— start —

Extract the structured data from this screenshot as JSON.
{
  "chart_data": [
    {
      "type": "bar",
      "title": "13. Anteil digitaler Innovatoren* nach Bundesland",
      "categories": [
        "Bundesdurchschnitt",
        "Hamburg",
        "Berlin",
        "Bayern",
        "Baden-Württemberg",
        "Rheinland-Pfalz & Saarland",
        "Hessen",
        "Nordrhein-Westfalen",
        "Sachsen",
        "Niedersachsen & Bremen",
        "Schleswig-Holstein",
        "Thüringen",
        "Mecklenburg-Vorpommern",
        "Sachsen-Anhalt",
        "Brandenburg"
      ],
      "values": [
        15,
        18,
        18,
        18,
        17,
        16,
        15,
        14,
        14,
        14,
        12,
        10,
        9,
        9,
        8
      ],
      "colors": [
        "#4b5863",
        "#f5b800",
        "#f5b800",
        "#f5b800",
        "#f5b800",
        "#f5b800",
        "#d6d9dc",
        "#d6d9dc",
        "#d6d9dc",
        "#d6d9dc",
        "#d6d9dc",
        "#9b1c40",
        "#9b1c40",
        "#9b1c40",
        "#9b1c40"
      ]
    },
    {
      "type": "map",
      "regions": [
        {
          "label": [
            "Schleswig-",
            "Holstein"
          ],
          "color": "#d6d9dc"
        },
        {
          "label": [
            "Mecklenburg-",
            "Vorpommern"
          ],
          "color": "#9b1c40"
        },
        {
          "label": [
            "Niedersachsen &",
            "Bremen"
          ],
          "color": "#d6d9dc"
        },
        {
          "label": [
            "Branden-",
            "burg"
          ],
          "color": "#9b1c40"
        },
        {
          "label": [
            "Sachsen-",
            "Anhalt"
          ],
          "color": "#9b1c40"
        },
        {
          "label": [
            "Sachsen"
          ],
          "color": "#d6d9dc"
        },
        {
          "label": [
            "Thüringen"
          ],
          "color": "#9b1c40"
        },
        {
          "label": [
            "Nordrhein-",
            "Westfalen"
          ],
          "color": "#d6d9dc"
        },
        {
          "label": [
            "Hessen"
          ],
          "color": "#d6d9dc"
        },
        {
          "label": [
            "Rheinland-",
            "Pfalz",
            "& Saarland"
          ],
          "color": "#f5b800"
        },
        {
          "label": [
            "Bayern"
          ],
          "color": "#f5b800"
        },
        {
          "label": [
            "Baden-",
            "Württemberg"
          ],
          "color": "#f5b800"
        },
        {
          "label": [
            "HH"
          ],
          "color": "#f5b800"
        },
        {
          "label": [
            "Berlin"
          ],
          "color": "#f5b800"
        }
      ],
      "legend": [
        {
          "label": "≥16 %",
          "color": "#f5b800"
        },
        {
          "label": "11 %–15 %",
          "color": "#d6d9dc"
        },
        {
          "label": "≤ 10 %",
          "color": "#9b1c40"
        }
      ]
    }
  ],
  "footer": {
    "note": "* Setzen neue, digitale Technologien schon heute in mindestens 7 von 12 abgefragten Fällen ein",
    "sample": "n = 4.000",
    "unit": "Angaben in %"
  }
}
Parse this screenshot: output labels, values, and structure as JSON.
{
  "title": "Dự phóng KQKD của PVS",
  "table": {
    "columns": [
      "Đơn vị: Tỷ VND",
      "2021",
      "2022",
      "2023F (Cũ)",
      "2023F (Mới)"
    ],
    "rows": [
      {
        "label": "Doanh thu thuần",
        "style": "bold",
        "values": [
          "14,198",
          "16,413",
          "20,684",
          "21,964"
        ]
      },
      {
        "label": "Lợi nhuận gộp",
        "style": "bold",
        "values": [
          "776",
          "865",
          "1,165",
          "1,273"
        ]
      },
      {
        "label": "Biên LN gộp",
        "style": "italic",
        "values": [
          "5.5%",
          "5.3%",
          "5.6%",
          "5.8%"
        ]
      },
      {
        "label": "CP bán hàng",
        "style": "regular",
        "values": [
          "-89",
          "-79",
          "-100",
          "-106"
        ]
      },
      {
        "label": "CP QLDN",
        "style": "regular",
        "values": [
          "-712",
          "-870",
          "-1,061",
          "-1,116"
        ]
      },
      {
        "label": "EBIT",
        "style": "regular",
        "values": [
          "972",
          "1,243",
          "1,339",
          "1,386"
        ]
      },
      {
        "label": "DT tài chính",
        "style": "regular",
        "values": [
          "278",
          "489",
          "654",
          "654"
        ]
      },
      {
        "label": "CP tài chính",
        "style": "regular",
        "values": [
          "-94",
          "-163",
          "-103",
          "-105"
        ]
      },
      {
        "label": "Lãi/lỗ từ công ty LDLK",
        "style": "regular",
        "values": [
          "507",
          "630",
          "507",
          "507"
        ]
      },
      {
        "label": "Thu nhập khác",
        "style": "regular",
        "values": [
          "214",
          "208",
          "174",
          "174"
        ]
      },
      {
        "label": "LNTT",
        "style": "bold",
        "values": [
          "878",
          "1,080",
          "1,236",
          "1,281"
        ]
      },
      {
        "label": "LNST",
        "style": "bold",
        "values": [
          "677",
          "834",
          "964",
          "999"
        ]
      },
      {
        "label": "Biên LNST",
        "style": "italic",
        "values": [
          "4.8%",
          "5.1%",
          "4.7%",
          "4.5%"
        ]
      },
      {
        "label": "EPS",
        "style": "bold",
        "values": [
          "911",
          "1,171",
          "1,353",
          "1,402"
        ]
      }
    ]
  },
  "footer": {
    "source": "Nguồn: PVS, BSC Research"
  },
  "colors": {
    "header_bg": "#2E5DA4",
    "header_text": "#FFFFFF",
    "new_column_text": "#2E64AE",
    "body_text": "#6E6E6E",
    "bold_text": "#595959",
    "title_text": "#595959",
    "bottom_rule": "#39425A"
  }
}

— end —

■ **WHAT YOU NEED TO DO**
Pick out the lines that include the word "Rheinland" and write them out.

■ **REPLY**
        "Rheinland-Pfalz & Saarland",
            "Rheinland-",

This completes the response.